--- START Data section ---

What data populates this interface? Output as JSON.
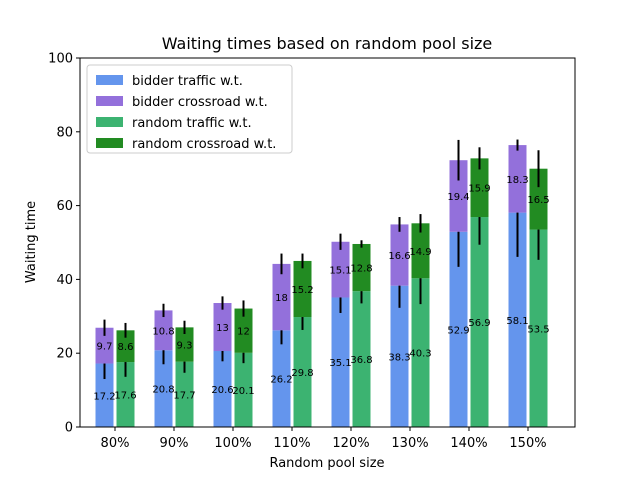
{
  "chart_data": {
    "type": "bar",
    "title": "Waiting times based on random pool size",
    "xlabel": "Random pool size",
    "ylabel": "Waiting time",
    "ylim": [
      0,
      100
    ],
    "yticks": [
      "0",
      "20",
      "40",
      "60",
      "80",
      "100"
    ],
    "categories": [
      "80%",
      "90%",
      "100%",
      "110%",
      "120%",
      "130%",
      "140%",
      "150%"
    ],
    "grid": false,
    "legend_position": "top-left",
    "stacked_groups": [
      {
        "group": "bidder",
        "segments": [
          {
            "name": "bidder traffic w.t.",
            "color": "#6495ED",
            "values": [
              17.2,
              20.8,
              20.6,
              26.2,
              35.1,
              38.3,
              52.9,
              58.1
            ],
            "labels": [
              "17.2",
              "20.8",
              "20.6",
              "26.2",
              "35.1",
              "38.3",
              "52.9",
              "58.1"
            ],
            "error": [
              4.2,
              3.8,
              2.8,
              3.8,
              4.2,
              6.0,
              9.5,
              12.0
            ]
          },
          {
            "name": "bidder crossroad w.t.",
            "color": "#9370DB",
            "values": [
              9.7,
              10.8,
              13,
              18,
              15.1,
              16.6,
              19.4,
              18.3
            ],
            "labels": [
              "9.7",
              "10.8",
              "13",
              "18",
              "15.1",
              "16.6",
              "19.4",
              "18.3"
            ],
            "error": [
              2.2,
              1.8,
              1.8,
              2.8,
              2.2,
              2.0,
              5.5,
              1.5
            ]
          }
        ]
      },
      {
        "group": "random",
        "segments": [
          {
            "name": "random traffic w.t.",
            "color": "#3CB371",
            "values": [
              17.6,
              17.7,
              20.1,
              29.8,
              36.8,
              40.3,
              56.9,
              53.5
            ],
            "labels": [
              "17.6",
              "17.7",
              "20.1",
              "29.8",
              "36.8",
              "40.3",
              "56.9",
              "53.5"
            ],
            "error": [
              4.0,
              3.0,
              2.8,
              3.5,
              3.3,
              7.0,
              7.5,
              8.2
            ]
          },
          {
            "name": "random crossroad w.t.",
            "color": "#228B22",
            "values": [
              8.6,
              9.3,
              12,
              15.2,
              12.8,
              14.9,
              15.9,
              16.5
            ],
            "labels": [
              "8.6",
              "9.3",
              "12",
              "15.2",
              "12.8",
              "14.9",
              "15.9",
              "16.5"
            ],
            "error": [
              2.0,
              1.8,
              2.2,
              2.0,
              1.0,
              2.5,
              3.0,
              5.0
            ]
          }
        ]
      }
    ]
  }
}
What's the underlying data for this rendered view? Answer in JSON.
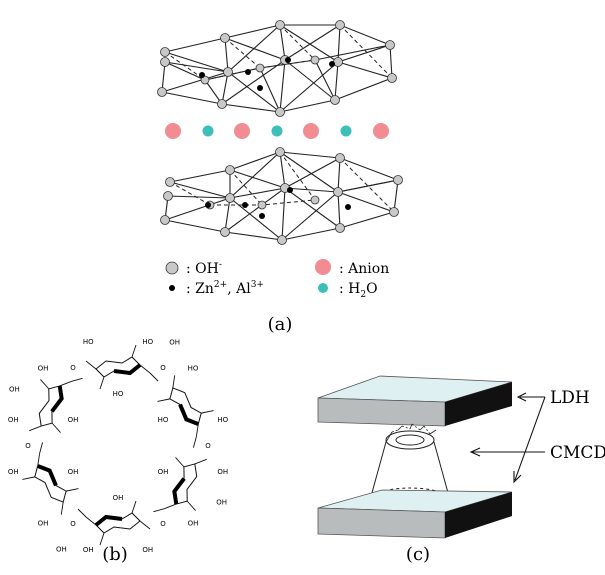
{
  "panel_a": {
    "legend": {
      "oh_label": ": OH",
      "oh_sup": "-",
      "metal_label": ": Zn",
      "metal_sup1": "2+",
      "metal_mid": ", Al",
      "metal_sup2": "3+",
      "anion_label": ": Anion",
      "water_label": ": H",
      "water_sub": "2",
      "water_tail": "O"
    },
    "caption": "(a)",
    "colors": {
      "oh": "#c8c8c8",
      "metal": "#000000",
      "anion": "#f08c92",
      "water": "#3cbfb9"
    }
  },
  "panel_b": {
    "caption": "(b)",
    "ring_text": [
      "HO",
      "HO",
      "HO",
      "HO",
      "HO",
      "HO",
      "OH",
      "OH",
      "OH",
      "OH",
      "OH",
      "OH",
      "OH",
      "OH",
      "OH",
      "OH",
      "OH",
      "OH",
      "OH",
      "OH",
      "OH",
      "OH"
    ]
  },
  "panel_c": {
    "caption": "(c)",
    "label_ldh": "LDH",
    "label_cmcd": "CMCD",
    "colors": {
      "plate_top": "#dff0f3",
      "plate_front": "#b9bcbd",
      "plate_side": "#111111"
    }
  }
}
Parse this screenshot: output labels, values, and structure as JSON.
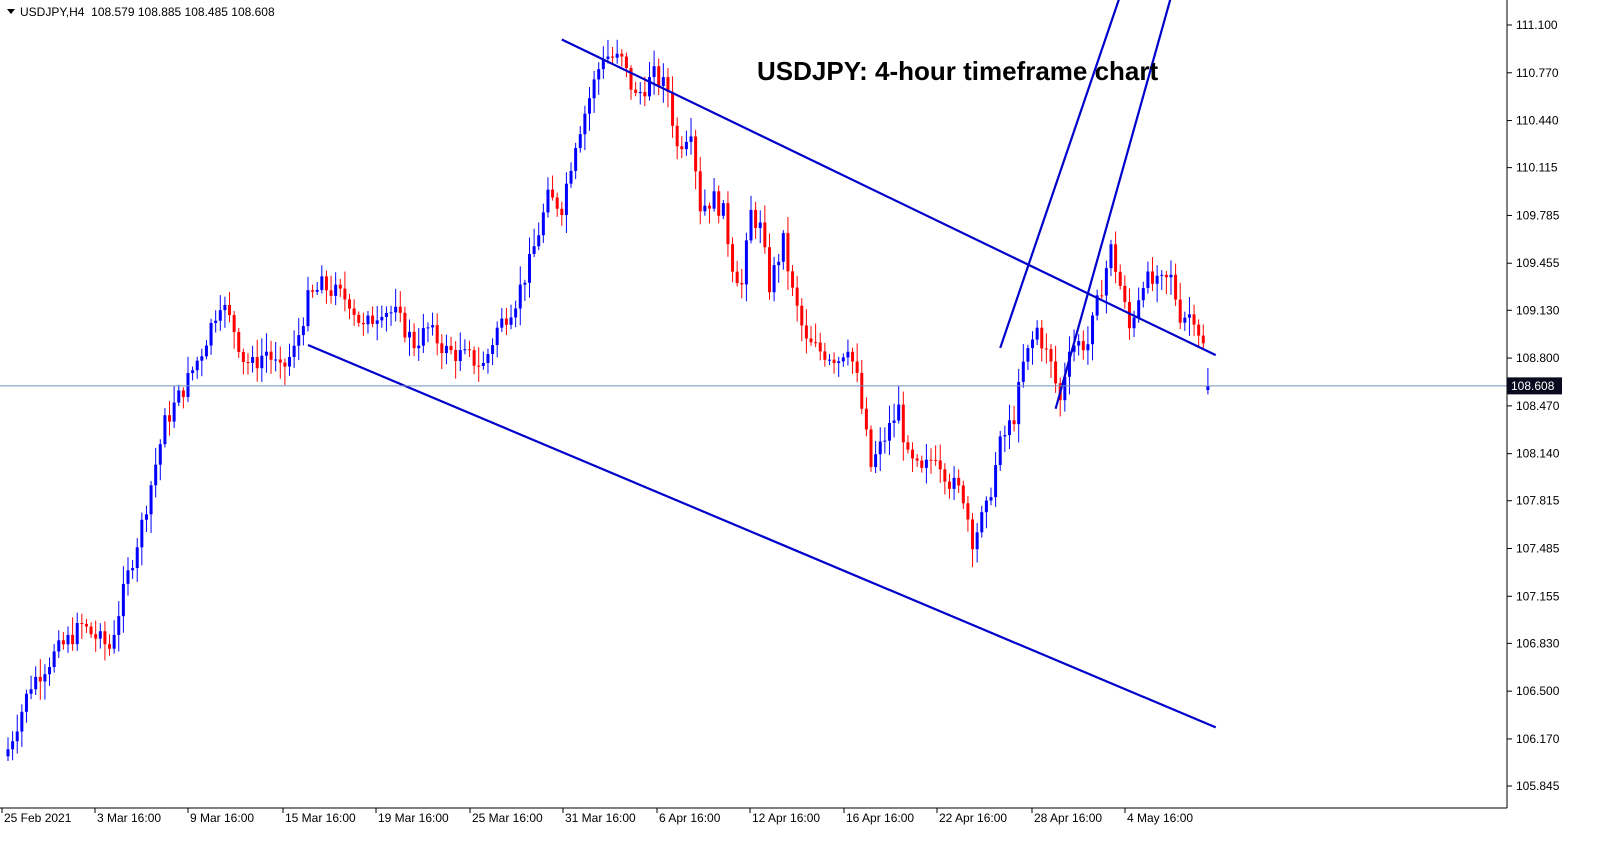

--- END Data section ---

Exercise requirements — Extract exactly the lines from the one containing "What's the underlying" through the last line of the records above, both included, and leave out the pictures.

Response below —
What's the underlying data for this rendered view? Answer in JSON.
{
  "panel_a": {
    "legend": {
      "oh_label": ": OH",
      "oh_sup": "-",
      "metal_label": ": Zn",
      "metal_sup1": "2+",
      "metal_mid": ", Al",
      "metal_sup2": "3+",
      "anion_label": ": Anion",
      "water_label": ": H",
      "water_sub": "2",
      "water_tail": "O"
    },
    "caption": "(a)",
    "colors": {
      "oh": "#c8c8c8",
      "metal": "#000000",
      "anion": "#f08c92",
      "water": "#3cbfb9"
    }
  },
  "panel_b": {
    "caption": "(b)",
    "ring_text": [
      "HO",
      "HO",
      "HO",
      "HO",
      "HO",
      "HO",
      "OH",
      "OH",
      "OH",
      "OH",
      "OH",
      "OH",
      "OH",
      "OH",
      "OH",
      "OH",
      "OH",
      "OH",
      "OH",
      "OH",
      "OH",
      "OH"
    ]
  },
  "panel_c": {
    "caption": "(c)",
    "label_ldh": "LDH",
    "label_cmcd": "CMCD",
    "colors": {
      "plate_top": "#dff0f3",
      "plate_front": "#b9bcbd",
      "plate_side": "#111111"
    }
  }
}
Parse this screenshot: output labels, values, and structure as JSON.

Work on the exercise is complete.